→ Challenge: Search the material below for the string "Contains" and list each line that holds it.

→ Data listing:
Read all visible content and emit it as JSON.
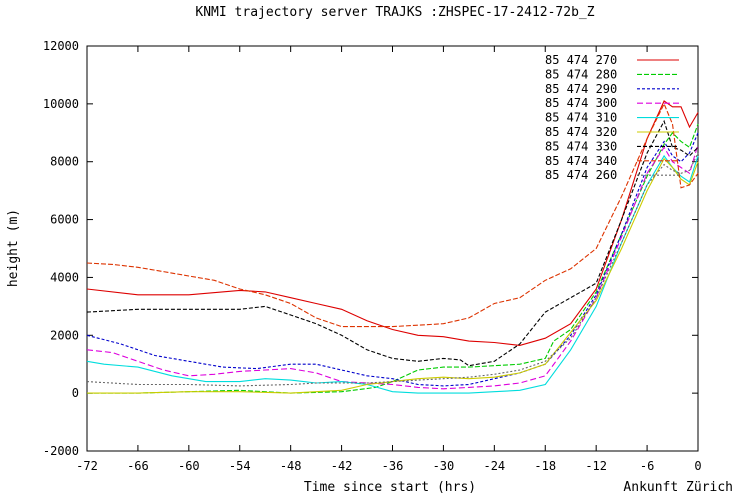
{
  "chart_data": {
    "type": "line",
    "title": "KNMI trajectory server TRAJKS :ZHSPEC-17-2412-72b_Z",
    "xlabel": "Time since start (hrs)",
    "ylabel": "height (m)",
    "corner_label": "Ankunft Zürich",
    "xlim": [
      -72,
      0
    ],
    "ylim": [
      -2000,
      12000
    ],
    "xticks": [
      -72,
      -66,
      -60,
      -54,
      -48,
      -42,
      -36,
      -30,
      -24,
      -18,
      -12,
      -6,
      0
    ],
    "yticks": [
      -2000,
      0,
      2000,
      4000,
      6000,
      8000,
      10000,
      12000
    ],
    "grid": false,
    "legend_position": "top-right",
    "series": [
      {
        "name": "85 474 270",
        "color": "#dd0000",
        "dash": "",
        "x": [
          -72,
          -66,
          -60,
          -54,
          -51,
          -48,
          -45,
          -42,
          -39,
          -36,
          -33,
          -30,
          -27,
          -24,
          -21,
          -18,
          -15,
          -12,
          -9,
          -6,
          -4,
          -3,
          -2,
          -1,
          0
        ],
        "y": [
          3600,
          3400,
          3400,
          3550,
          3500,
          3300,
          3100,
          2900,
          2500,
          2200,
          2000,
          1950,
          1800,
          1750,
          1650,
          1900,
          2400,
          3600,
          6000,
          8800,
          10100,
          9900,
          9900,
          9200,
          9700
        ]
      },
      {
        "name": "85 474 280",
        "color": "#00cc00",
        "dash": "5,2",
        "x": [
          -72,
          -66,
          -60,
          -54,
          -48,
          -42,
          -38,
          -36,
          -33,
          -30,
          -27,
          -24,
          -21,
          -18,
          -17,
          -15,
          -12,
          -9,
          -6,
          -4,
          -3,
          -2,
          -1,
          0
        ],
        "y": [
          0,
          0,
          50,
          100,
          0,
          50,
          200,
          400,
          800,
          900,
          900,
          950,
          1000,
          1200,
          1800,
          2200,
          3500,
          5500,
          7500,
          8600,
          9000,
          8700,
          8500,
          9300
        ]
      },
      {
        "name": "85 474 290",
        "color": "#0000cc",
        "dash": "3,2",
        "x": [
          -72,
          -68,
          -64,
          -60,
          -56,
          -52,
          -48,
          -45,
          -42,
          -39,
          -36,
          -33,
          -30,
          -27,
          -24,
          -21,
          -18,
          -15,
          -12,
          -9,
          -6,
          -4,
          -3,
          -2,
          -1,
          0
        ],
        "y": [
          2000,
          1700,
          1300,
          1100,
          900,
          850,
          1000,
          1000,
          800,
          600,
          500,
          300,
          250,
          300,
          500,
          700,
          1000,
          2000,
          3400,
          5500,
          7800,
          8700,
          8200,
          8000,
          8300,
          9000
        ]
      },
      {
        "name": "85 474 300",
        "color": "#dd00dd",
        "dash": "6,3",
        "x": [
          -72,
          -69,
          -66,
          -63,
          -60,
          -57,
          -54,
          -51,
          -48,
          -45,
          -42,
          -39,
          -36,
          -33,
          -30,
          -27,
          -24,
          -21,
          -18,
          -15,
          -12,
          -9,
          -6,
          -4,
          -3,
          -2,
          -1,
          0
        ],
        "y": [
          1500,
          1400,
          1100,
          800,
          600,
          650,
          750,
          800,
          850,
          700,
          400,
          350,
          300,
          200,
          150,
          200,
          250,
          350,
          600,
          1800,
          3300,
          5400,
          7600,
          8500,
          8000,
          7800,
          7600,
          8600
        ]
      },
      {
        "name": "85 474 310",
        "color": "#00dddd",
        "dash": "",
        "x": [
          -72,
          -70,
          -66,
          -62,
          -58,
          -54,
          -51,
          -48,
          -45,
          -42,
          -39,
          -36,
          -33,
          -30,
          -27,
          -24,
          -21,
          -18,
          -15,
          -12,
          -9,
          -6,
          -4,
          -3,
          -2,
          -1,
          0
        ],
        "y": [
          1100,
          1000,
          900,
          600,
          400,
          400,
          500,
          450,
          350,
          400,
          300,
          50,
          0,
          0,
          0,
          50,
          100,
          300,
          1500,
          3000,
          5200,
          7200,
          8200,
          7800,
          7500,
          7300,
          8200
        ]
      },
      {
        "name": "85 474 320",
        "color": "#cccc00",
        "dash": "",
        "x": [
          -72,
          -66,
          -60,
          -54,
          -48,
          -42,
          -39,
          -36,
          -33,
          -30,
          -27,
          -24,
          -21,
          -18,
          -15,
          -12,
          -9,
          -6,
          -4,
          -3,
          -2,
          -1,
          0
        ],
        "y": [
          0,
          0,
          50,
          50,
          0,
          100,
          300,
          400,
          500,
          550,
          500,
          550,
          700,
          1000,
          2100,
          3200,
          5000,
          7000,
          8100,
          7800,
          7400,
          7200,
          8000
        ]
      },
      {
        "name": "85 474 330",
        "color": "#000000",
        "dash": "4,2",
        "x": [
          -72,
          -69,
          -66,
          -60,
          -54,
          -51,
          -48,
          -45,
          -42,
          -39,
          -36,
          -33,
          -30,
          -28,
          -27,
          -24,
          -21,
          -18,
          -15,
          -12,
          -9,
          -6,
          -4,
          -3,
          -2,
          -1,
          0
        ],
        "y": [
          2800,
          2850,
          2900,
          2900,
          2900,
          3000,
          2700,
          2400,
          2000,
          1500,
          1200,
          1100,
          1200,
          1150,
          950,
          1100,
          1700,
          2800,
          3300,
          3800,
          6000,
          8300,
          9400,
          8500,
          8400,
          8200,
          8500
        ]
      },
      {
        "name": "85 474 340",
        "color": "#dd3300",
        "dash": "5,2",
        "x": [
          -72,
          -69,
          -66,
          -63,
          -60,
          -57,
          -54,
          -51,
          -48,
          -45,
          -42,
          -39,
          -36,
          -33,
          -30,
          -27,
          -24,
          -21,
          -18,
          -15,
          -12,
          -9,
          -6,
          -4,
          -3,
          -2,
          -1,
          0
        ],
        "y": [
          4500,
          4450,
          4350,
          4200,
          4050,
          3900,
          3600,
          3400,
          3100,
          2600,
          2300,
          2300,
          2300,
          2350,
          2400,
          2600,
          3100,
          3300,
          3900,
          4300,
          5000,
          6800,
          8800,
          10000,
          9300,
          7100,
          7200,
          7600
        ]
      },
      {
        "name": "85 474 260",
        "color": "#666666",
        "dash": "2,2",
        "x": [
          -72,
          -66,
          -60,
          -54,
          -48,
          -45,
          -42,
          -39,
          -36,
          -33,
          -30,
          -27,
          -24,
          -21,
          -18,
          -15,
          -12,
          -9,
          -6,
          -4,
          -3,
          -2,
          -1,
          0
        ],
        "y": [
          400,
          300,
          300,
          250,
          300,
          350,
          350,
          350,
          400,
          450,
          500,
          550,
          650,
          800,
          1100,
          1900,
          3300,
          5200,
          7200,
          7900,
          7700,
          7600,
          7700,
          8300
        ]
      }
    ]
  }
}
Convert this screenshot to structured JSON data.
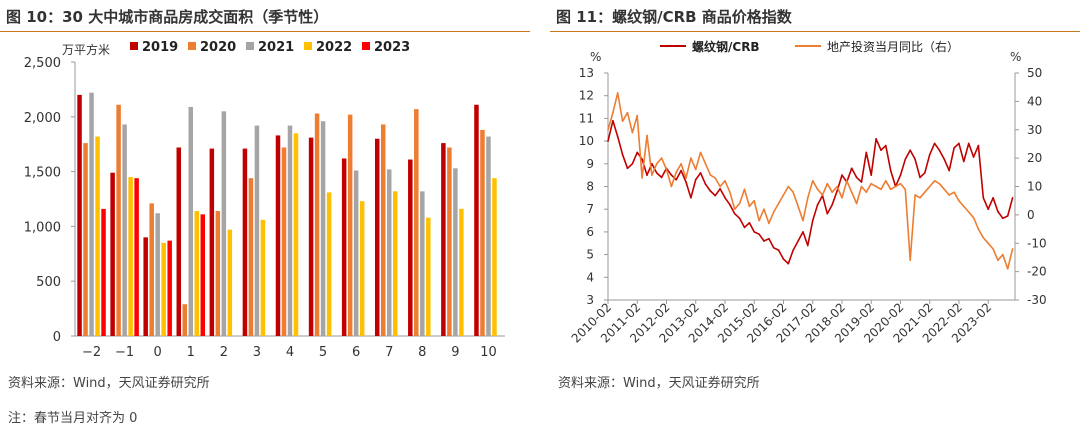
{
  "left": {
    "title": "图 10：30 大中城市商品房成交面积（季节性）",
    "source": "资料来源：Wind，天风证券研究所"
  },
  "right": {
    "title": "图 11：螺纹钢/CRB 商品价格指数",
    "source": "资料来源：Wind，天风证券研究所"
  },
  "note": "注：春节当月对齐为 0",
  "chart_data": [
    {
      "type": "bar",
      "unit_label": "万平方米",
      "categories": [
        "−2",
        "−1",
        "0",
        "1",
        "2",
        "3",
        "4",
        "5",
        "6",
        "7",
        "8",
        "9",
        "10"
      ],
      "ylim": [
        0,
        2500
      ],
      "yticks": [
        0,
        500,
        1000,
        1500,
        2000,
        2500
      ],
      "ytick_labels": [
        "0",
        "500",
        "1,000",
        "1,500",
        "2,000",
        "2,500"
      ],
      "legend_position": "top",
      "series": [
        {
          "name": "2019",
          "color": "#c00000",
          "values": [
            2200,
            1490,
            900,
            1720,
            1710,
            1710,
            1830,
            1810,
            1620,
            1800,
            1610,
            1760,
            2110
          ]
        },
        {
          "name": "2020",
          "color": "#ed7d31",
          "values": [
            1760,
            2110,
            1210,
            290,
            1140,
            1440,
            1720,
            2030,
            2020,
            1930,
            2070,
            1720,
            1880
          ]
        },
        {
          "name": "2021",
          "color": "#a5a5a5",
          "values": [
            2220,
            1930,
            1120,
            2090,
            2050,
            1920,
            1920,
            1960,
            1510,
            1520,
            1320,
            1530,
            1820
          ]
        },
        {
          "name": "2022",
          "color": "#ffc000",
          "values": [
            1820,
            1450,
            850,
            1140,
            970,
            1060,
            1850,
            1310,
            1230,
            1320,
            1080,
            1160,
            1440
          ]
        },
        {
          "name": "2023",
          "color": "#ff0000",
          "values": [
            1160,
            1440,
            870,
            1110,
            null,
            null,
            null,
            null,
            null,
            null,
            null,
            null,
            null
          ]
        }
      ]
    },
    {
      "type": "line",
      "left_axis_label": "%",
      "right_axis_label": "%",
      "ylim_left": [
        3,
        13
      ],
      "ylim_right": [
        -30,
        50
      ],
      "yticks_left": [
        3,
        4,
        5,
        6,
        7,
        8,
        9,
        10,
        11,
        12,
        13
      ],
      "yticks_right": [
        -30,
        -20,
        -10,
        0,
        10,
        20,
        30,
        40,
        50
      ],
      "x_labels": [
        "2010-02",
        "2011-02",
        "2012-02",
        "2013-02",
        "2014-02",
        "2015-02",
        "2016-02",
        "2017-02",
        "2018-02",
        "2019-02",
        "2020-02",
        "2021-02",
        "2022-02",
        "2023-02"
      ],
      "legend_position": "top",
      "series": [
        {
          "name": "螺纹钢/CRB",
          "axis": "left",
          "color": "#c00000",
          "points": [
            [
              0,
              10.0
            ],
            [
              2,
              10.9
            ],
            [
              4,
              10.2
            ],
            [
              6,
              9.4
            ],
            [
              8,
              8.8
            ],
            [
              10,
              9.0
            ],
            [
              12,
              9.5
            ],
            [
              14,
              9.2
            ],
            [
              16,
              8.5
            ],
            [
              18,
              9.0
            ],
            [
              20,
              8.6
            ],
            [
              22,
              8.4
            ],
            [
              24,
              8.8
            ],
            [
              26,
              8.5
            ],
            [
              28,
              8.3
            ],
            [
              30,
              8.7
            ],
            [
              32,
              8.2
            ],
            [
              34,
              7.5
            ],
            [
              36,
              8.3
            ],
            [
              38,
              8.6
            ],
            [
              40,
              8.1
            ],
            [
              42,
              7.8
            ],
            [
              44,
              7.6
            ],
            [
              46,
              7.9
            ],
            [
              48,
              7.5
            ],
            [
              50,
              7.2
            ],
            [
              52,
              6.8
            ],
            [
              54,
              6.6
            ],
            [
              56,
              6.2
            ],
            [
              58,
              6.4
            ],
            [
              60,
              6.0
            ],
            [
              62,
              5.9
            ],
            [
              64,
              5.6
            ],
            [
              66,
              5.7
            ],
            [
              68,
              5.3
            ],
            [
              70,
              5.2
            ],
            [
              72,
              4.8
            ],
            [
              74,
              4.6
            ],
            [
              76,
              5.2
            ],
            [
              78,
              5.6
            ],
            [
              80,
              6.0
            ],
            [
              82,
              5.4
            ],
            [
              84,
              6.5
            ],
            [
              86,
              7.2
            ],
            [
              88,
              7.6
            ],
            [
              90,
              6.8
            ],
            [
              92,
              7.2
            ],
            [
              94,
              7.8
            ],
            [
              96,
              8.5
            ],
            [
              98,
              8.2
            ],
            [
              100,
              8.8
            ],
            [
              102,
              8.4
            ],
            [
              104,
              8.2
            ],
            [
              106,
              9.5
            ],
            [
              108,
              8.5
            ],
            [
              110,
              10.1
            ],
            [
              112,
              9.6
            ],
            [
              114,
              9.8
            ],
            [
              116,
              8.7
            ],
            [
              118,
              8.0
            ],
            [
              120,
              8.5
            ],
            [
              122,
              9.2
            ],
            [
              124,
              9.6
            ],
            [
              126,
              9.2
            ],
            [
              128,
              8.4
            ],
            [
              130,
              8.6
            ],
            [
              132,
              9.4
            ],
            [
              134,
              9.9
            ],
            [
              136,
              9.6
            ],
            [
              138,
              9.2
            ],
            [
              140,
              8.7
            ],
            [
              142,
              9.7
            ],
            [
              144,
              9.9
            ],
            [
              146,
              9.1
            ],
            [
              148,
              9.9
            ],
            [
              150,
              9.3
            ],
            [
              152,
              9.8
            ],
            [
              154,
              7.5
            ],
            [
              156,
              7.0
            ],
            [
              158,
              7.5
            ],
            [
              160,
              6.9
            ],
            [
              162,
              6.6
            ],
            [
              164,
              6.7
            ],
            [
              166,
              7.5
            ]
          ]
        },
        {
          "name": "地产投资当月同比（右）",
          "axis": "right",
          "color": "#ed7d31",
          "points": [
            [
              0,
              30
            ],
            [
              2,
              36
            ],
            [
              4,
              43
            ],
            [
              6,
              33
            ],
            [
              8,
              36
            ],
            [
              10,
              29
            ],
            [
              12,
              35
            ],
            [
              14,
              13
            ],
            [
              16,
              28
            ],
            [
              18,
              14
            ],
            [
              20,
              18
            ],
            [
              22,
              20
            ],
            [
              24,
              16
            ],
            [
              26,
              10
            ],
            [
              28,
              15
            ],
            [
              30,
              18
            ],
            [
              32,
              13
            ],
            [
              34,
              20
            ],
            [
              36,
              16
            ],
            [
              38,
              22
            ],
            [
              40,
              18
            ],
            [
              42,
              14
            ],
            [
              44,
              13
            ],
            [
              46,
              10
            ],
            [
              48,
              12
            ],
            [
              50,
              8
            ],
            [
              52,
              2
            ],
            [
              54,
              4
            ],
            [
              56,
              9
            ],
            [
              58,
              3
            ],
            [
              60,
              5
            ],
            [
              62,
              -2
            ],
            [
              64,
              2
            ],
            [
              66,
              -3
            ],
            [
              68,
              1
            ],
            [
              70,
              4
            ],
            [
              72,
              7
            ],
            [
              74,
              10
            ],
            [
              76,
              8
            ],
            [
              78,
              3
            ],
            [
              80,
              -2
            ],
            [
              82,
              6
            ],
            [
              84,
              12
            ],
            [
              86,
              9
            ],
            [
              88,
              7
            ],
            [
              90,
              11
            ],
            [
              92,
              8
            ],
            [
              94,
              10
            ],
            [
              96,
              6
            ],
            [
              98,
              12
            ],
            [
              100,
              8
            ],
            [
              102,
              4
            ],
            [
              104,
              10
            ],
            [
              106,
              8
            ],
            [
              108,
              11
            ],
            [
              110,
              10
            ],
            [
              112,
              9
            ],
            [
              114,
              12
            ],
            [
              116,
              9
            ],
            [
              118,
              10
            ],
            [
              120,
              11
            ],
            [
              122,
              9
            ],
            [
              124,
              -16
            ],
            [
              126,
              7
            ],
            [
              128,
              6
            ],
            [
              130,
              8
            ],
            [
              132,
              10
            ],
            [
              134,
              12
            ],
            [
              136,
              11
            ],
            [
              138,
              9
            ],
            [
              140,
              7
            ],
            [
              142,
              8
            ],
            [
              144,
              5
            ],
            [
              146,
              3
            ],
            [
              148,
              1
            ],
            [
              150,
              -1
            ],
            [
              152,
              -5
            ],
            [
              154,
              -8
            ],
            [
              156,
              -10
            ],
            [
              158,
              -12
            ],
            [
              160,
              -16
            ],
            [
              162,
              -14
            ],
            [
              164,
              -19
            ],
            [
              166,
              -12
            ]
          ]
        }
      ]
    }
  ]
}
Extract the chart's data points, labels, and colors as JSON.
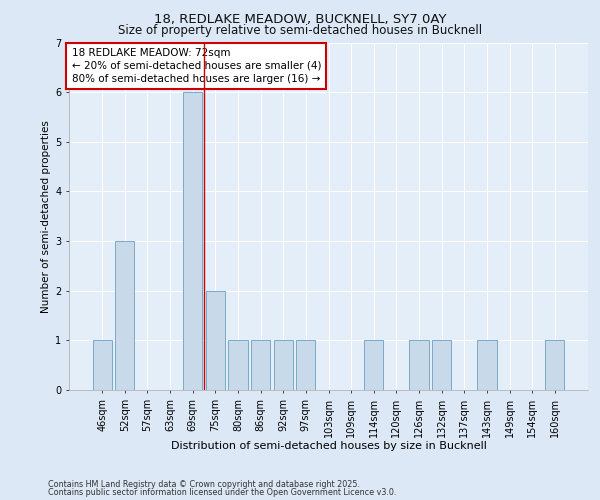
{
  "title_line1": "18, REDLAKE MEADOW, BUCKNELL, SY7 0AY",
  "title_line2": "Size of property relative to semi-detached houses in Bucknell",
  "xlabel": "Distribution of semi-detached houses by size in Bucknell",
  "ylabel": "Number of semi-detached properties",
  "categories": [
    "46sqm",
    "52sqm",
    "57sqm",
    "63sqm",
    "69sqm",
    "75sqm",
    "80sqm",
    "86sqm",
    "92sqm",
    "97sqm",
    "103sqm",
    "109sqm",
    "114sqm",
    "120sqm",
    "126sqm",
    "132sqm",
    "137sqm",
    "143sqm",
    "149sqm",
    "154sqm",
    "160sqm"
  ],
  "values": [
    1,
    3,
    0,
    0,
    6,
    2,
    1,
    1,
    1,
    1,
    0,
    0,
    1,
    0,
    1,
    1,
    0,
    1,
    0,
    0,
    1
  ],
  "bar_color": "#c8d9ea",
  "bar_edge_color": "#7aaac8",
  "property_line_x": 4.5,
  "annotation_text": "18 REDLAKE MEADOW: 72sqm\n← 20% of semi-detached houses are smaller (4)\n80% of semi-detached houses are larger (16) →",
  "annotation_box_color": "#ffffff",
  "annotation_box_edge": "#cc0000",
  "ylim": [
    0,
    7
  ],
  "yticks": [
    0,
    1,
    2,
    3,
    4,
    5,
    6,
    7
  ],
  "footer_line1": "Contains HM Land Registry data © Crown copyright and database right 2025.",
  "footer_line2": "Contains public sector information licensed under the Open Government Licence v3.0.",
  "bg_color": "#dce8f5",
  "plot_bg_color": "#e4eef8",
  "grid_color": "#ffffff",
  "red_line_color": "#cc0000",
  "title1_fontsize": 9.5,
  "title2_fontsize": 8.5,
  "xlabel_fontsize": 8.0,
  "ylabel_fontsize": 7.5,
  "tick_fontsize": 7.0,
  "annot_fontsize": 7.5,
  "footer_fontsize": 5.8
}
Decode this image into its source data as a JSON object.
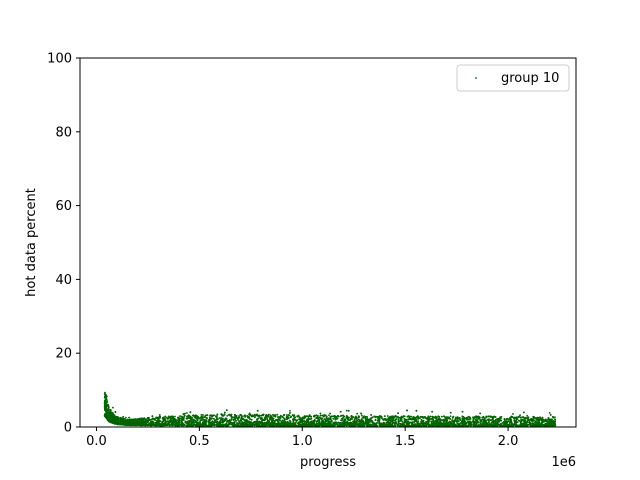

→ Expected output:
  "footer_line1": "Contains HM Land Registry data © Crown copyright and database right 2025.",
  "footer_line2": "Contains public sector information licensed under the Open Government Licence v3.0.",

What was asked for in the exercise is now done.